Output the records. Match them exactly.
━━━━━━━━━━━━━━━━━━━━
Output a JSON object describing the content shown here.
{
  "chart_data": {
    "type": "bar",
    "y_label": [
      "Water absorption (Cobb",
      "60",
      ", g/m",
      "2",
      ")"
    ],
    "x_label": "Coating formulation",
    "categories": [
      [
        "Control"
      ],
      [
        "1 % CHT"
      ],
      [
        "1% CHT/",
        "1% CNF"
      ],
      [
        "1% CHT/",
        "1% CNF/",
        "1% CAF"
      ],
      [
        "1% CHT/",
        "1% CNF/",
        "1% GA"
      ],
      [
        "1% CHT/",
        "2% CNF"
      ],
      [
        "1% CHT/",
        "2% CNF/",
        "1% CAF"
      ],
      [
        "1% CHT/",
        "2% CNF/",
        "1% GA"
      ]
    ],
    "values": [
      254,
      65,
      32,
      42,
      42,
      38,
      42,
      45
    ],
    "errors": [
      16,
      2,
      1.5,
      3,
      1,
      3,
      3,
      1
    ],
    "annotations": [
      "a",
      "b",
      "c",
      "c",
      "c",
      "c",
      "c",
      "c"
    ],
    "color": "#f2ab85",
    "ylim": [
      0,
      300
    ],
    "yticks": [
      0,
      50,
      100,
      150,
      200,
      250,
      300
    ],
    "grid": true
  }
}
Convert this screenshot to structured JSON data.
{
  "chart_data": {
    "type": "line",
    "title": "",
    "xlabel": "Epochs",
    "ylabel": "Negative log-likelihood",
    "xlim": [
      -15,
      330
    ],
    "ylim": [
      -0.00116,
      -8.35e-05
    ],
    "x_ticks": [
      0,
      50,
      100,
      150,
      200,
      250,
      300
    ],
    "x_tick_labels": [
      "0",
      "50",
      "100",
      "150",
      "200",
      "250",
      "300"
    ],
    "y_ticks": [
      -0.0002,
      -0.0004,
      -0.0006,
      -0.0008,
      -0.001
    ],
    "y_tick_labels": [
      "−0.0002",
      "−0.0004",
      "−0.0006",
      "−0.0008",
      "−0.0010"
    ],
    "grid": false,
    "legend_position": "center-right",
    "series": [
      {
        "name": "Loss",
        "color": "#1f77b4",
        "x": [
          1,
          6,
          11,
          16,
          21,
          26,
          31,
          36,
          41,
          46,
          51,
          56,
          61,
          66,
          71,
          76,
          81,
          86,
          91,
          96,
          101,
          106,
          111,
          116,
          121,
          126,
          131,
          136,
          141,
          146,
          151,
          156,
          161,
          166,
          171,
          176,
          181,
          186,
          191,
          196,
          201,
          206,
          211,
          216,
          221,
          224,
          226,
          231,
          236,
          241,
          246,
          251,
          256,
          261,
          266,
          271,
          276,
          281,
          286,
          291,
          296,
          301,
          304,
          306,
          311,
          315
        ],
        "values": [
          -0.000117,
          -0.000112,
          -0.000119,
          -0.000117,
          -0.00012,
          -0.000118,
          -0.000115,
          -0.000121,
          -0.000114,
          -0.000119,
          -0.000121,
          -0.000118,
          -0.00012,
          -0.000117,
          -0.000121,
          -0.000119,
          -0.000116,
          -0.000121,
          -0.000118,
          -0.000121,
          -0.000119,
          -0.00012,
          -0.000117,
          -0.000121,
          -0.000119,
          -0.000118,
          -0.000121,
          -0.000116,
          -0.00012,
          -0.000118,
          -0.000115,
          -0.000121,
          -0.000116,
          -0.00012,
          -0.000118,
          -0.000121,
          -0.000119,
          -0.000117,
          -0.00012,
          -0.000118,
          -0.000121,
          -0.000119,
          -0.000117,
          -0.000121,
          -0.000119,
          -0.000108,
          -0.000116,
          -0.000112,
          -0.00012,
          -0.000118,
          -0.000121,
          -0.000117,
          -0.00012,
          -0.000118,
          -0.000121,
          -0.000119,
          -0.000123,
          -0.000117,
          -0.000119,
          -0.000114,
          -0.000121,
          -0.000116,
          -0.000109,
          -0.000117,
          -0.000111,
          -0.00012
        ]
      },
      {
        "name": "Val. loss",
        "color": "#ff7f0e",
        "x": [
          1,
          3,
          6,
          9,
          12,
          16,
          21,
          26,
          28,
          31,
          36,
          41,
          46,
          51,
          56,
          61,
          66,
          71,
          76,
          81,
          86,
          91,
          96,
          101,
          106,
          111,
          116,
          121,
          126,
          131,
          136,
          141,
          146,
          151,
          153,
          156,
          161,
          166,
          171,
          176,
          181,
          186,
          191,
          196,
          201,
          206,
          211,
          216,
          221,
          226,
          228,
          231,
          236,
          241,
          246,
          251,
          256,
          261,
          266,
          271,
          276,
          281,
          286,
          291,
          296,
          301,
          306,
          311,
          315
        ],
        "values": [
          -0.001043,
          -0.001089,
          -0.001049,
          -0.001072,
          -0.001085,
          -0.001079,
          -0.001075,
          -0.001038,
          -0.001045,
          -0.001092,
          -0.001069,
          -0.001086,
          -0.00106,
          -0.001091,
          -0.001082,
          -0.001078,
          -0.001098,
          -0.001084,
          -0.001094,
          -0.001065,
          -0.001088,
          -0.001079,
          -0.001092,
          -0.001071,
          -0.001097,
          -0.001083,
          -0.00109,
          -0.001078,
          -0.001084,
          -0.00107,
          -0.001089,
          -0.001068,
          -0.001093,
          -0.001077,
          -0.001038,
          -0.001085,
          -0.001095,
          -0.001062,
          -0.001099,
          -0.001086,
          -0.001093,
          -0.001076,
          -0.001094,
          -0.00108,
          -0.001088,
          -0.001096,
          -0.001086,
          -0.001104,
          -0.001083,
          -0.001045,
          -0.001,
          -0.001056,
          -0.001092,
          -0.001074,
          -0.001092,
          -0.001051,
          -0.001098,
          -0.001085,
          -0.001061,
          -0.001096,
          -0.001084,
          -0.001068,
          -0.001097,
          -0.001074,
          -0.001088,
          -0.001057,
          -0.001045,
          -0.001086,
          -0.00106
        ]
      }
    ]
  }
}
━━━━━━━━━━━━━━━━━━━━
> [The response]:
Output a JSON object describing the content shown here.
{
  "chart_data": {
    "type": "bar",
    "y_label": [
      "Water absorption (Cobb",
      "60",
      ", g/m",
      "2",
      ")"
    ],
    "x_label": "Coating formulation",
    "categories": [
      [
        "Control"
      ],
      [
        "1 % CHT"
      ],
      [
        "1% CHT/",
        "1% CNF"
      ],
      [
        "1% CHT/",
        "1% CNF/",
        "1% CAF"
      ],
      [
        "1% CHT/",
        "1% CNF/",
        "1% GA"
      ],
      [
        "1% CHT/",
        "2% CNF"
      ],
      [
        "1% CHT/",
        "2% CNF/",
        "1% CAF"
      ],
      [
        "1% CHT/",
        "2% CNF/",
        "1% GA"
      ]
    ],
    "values": [
      254,
      65,
      32,
      42,
      42,
      38,
      42,
      45
    ],
    "errors": [
      16,
      2,
      1.5,
      3,
      1,
      3,
      3,
      1
    ],
    "annotations": [
      "a",
      "b",
      "c",
      "c",
      "c",
      "c",
      "c",
      "c"
    ],
    "color": "#f2ab85",
    "ylim": [
      0,
      300
    ],
    "yticks": [
      0,
      50,
      100,
      150,
      200,
      250,
      300
    ],
    "grid": true
  }
}
Convert this screenshot to structured JSON data.
{
  "chart_data": {
    "type": "line",
    "title": "",
    "xlabel": "Epochs",
    "ylabel": "Negative log-likelihood",
    "xlim": [
      -15,
      330
    ],
    "ylim": [
      -0.00116,
      -8.35e-05
    ],
    "x_ticks": [
      0,
      50,
      100,
      150,
      200,
      250,
      300
    ],
    "x_tick_labels": [
      "0",
      "50",
      "100",
      "150",
      "200",
      "250",
      "300"
    ],
    "y_ticks": [
      -0.0002,
      -0.0004,
      -0.0006,
      -0.0008,
      -0.001
    ],
    "y_tick_labels": [
      "−0.0002",
      "−0.0004",
      "−0.0006",
      "−0.0008",
      "−0.0010"
    ],
    "grid": false,
    "legend_position": "center-right",
    "series": [
      {
        "name": "Loss",
        "color": "#1f77b4",
        "x": [
          1,
          6,
          11,
          16,
          21,
          26,
          31,
          36,
          41,
          46,
          51,
          56,
          61,
          66,
          71,
          76,
          81,
          86,
          91,
          96,
          101,
          106,
          111,
          116,
          121,
          126,
          131,
          136,
          141,
          146,
          151,
          156,
          161,
          166,
          171,
          176,
          181,
          186,
          191,
          196,
          201,
          206,
          211,
          216,
          221,
          224,
          226,
          231,
          236,
          241,
          246,
          251,
          256,
          261,
          266,
          271,
          276,
          281,
          286,
          291,
          296,
          301,
          304,
          306,
          311,
          315
        ],
        "values": [
          -0.000117,
          -0.000112,
          -0.000119,
          -0.000117,
          -0.00012,
          -0.000118,
          -0.000115,
          -0.000121,
          -0.000114,
          -0.000119,
          -0.000121,
          -0.000118,
          -0.00012,
          -0.000117,
          -0.000121,
          -0.000119,
          -0.000116,
          -0.000121,
          -0.000118,
          -0.000121,
          -0.000119,
          -0.00012,
          -0.000117,
          -0.000121,
          -0.000119,
          -0.000118,
          -0.000121,
          -0.000116,
          -0.00012,
          -0.000118,
          -0.000115,
          -0.000121,
          -0.000116,
          -0.00012,
          -0.000118,
          -0.000121,
          -0.000119,
          -0.000117,
          -0.00012,
          -0.000118,
          -0.000121,
          -0.000119,
          -0.000117,
          -0.000121,
          -0.000119,
          -0.000108,
          -0.000116,
          -0.000112,
          -0.00012,
          -0.000118,
          -0.000121,
          -0.000117,
          -0.00012,
          -0.000118,
          -0.000121,
          -0.000119,
          -0.000123,
          -0.000117,
          -0.000119,
          -0.000114,
          -0.000121,
          -0.000116,
          -0.000109,
          -0.000117,
          -0.000111,
          -0.00012
        ]
      },
      {
        "name": "Val. loss",
        "color": "#ff7f0e",
        "x": [
          1,
          3,
          6,
          9,
          12,
          16,
          21,
          26,
          28,
          31,
          36,
          41,
          46,
          51,
          56,
          61,
          66,
          71,
          76,
          81,
          86,
          91,
          96,
          101,
          106,
          111,
          116,
          121,
          126,
          131,
          136,
          141,
          146,
          151,
          153,
          156,
          161,
          166,
          171,
          176,
          181,
          186,
          191,
          196,
          201,
          206,
          211,
          216,
          221,
          226,
          228,
          231,
          236,
          241,
          246,
          251,
          256,
          261,
          266,
          271,
          276,
          281,
          286,
          291,
          296,
          301,
          306,
          311,
          315
        ],
        "values": [
          -0.001043,
          -0.001089,
          -0.001049,
          -0.001072,
          -0.001085,
          -0.001079,
          -0.001075,
          -0.001038,
          -0.001045,
          -0.001092,
          -0.001069,
          -0.001086,
          -0.00106,
          -0.001091,
          -0.001082,
          -0.001078,
          -0.001098,
          -0.001084,
          -0.001094,
          -0.001065,
          -0.001088,
          -0.001079,
          -0.001092,
          -0.001071,
          -0.001097,
          -0.001083,
          -0.00109,
          -0.001078,
          -0.001084,
          -0.00107,
          -0.001089,
          -0.001068,
          -0.001093,
          -0.001077,
          -0.001038,
          -0.001085,
          -0.001095,
          -0.001062,
          -0.001099,
          -0.001086,
          -0.001093,
          -0.001076,
          -0.001094,
          -0.00108,
          -0.001088,
          -0.001096,
          -0.001086,
          -0.001104,
          -0.001083,
          -0.001045,
          -0.001,
          -0.001056,
          -0.001092,
          -0.001074,
          -0.001092,
          -0.001051,
          -0.001098,
          -0.001085,
          -0.001061,
          -0.001096,
          -0.001084,
          -0.001068,
          -0.001097,
          -0.001074,
          -0.001088,
          -0.001057,
          -0.001045,
          -0.001086,
          -0.00106
        ]
      }
    ]
  }
}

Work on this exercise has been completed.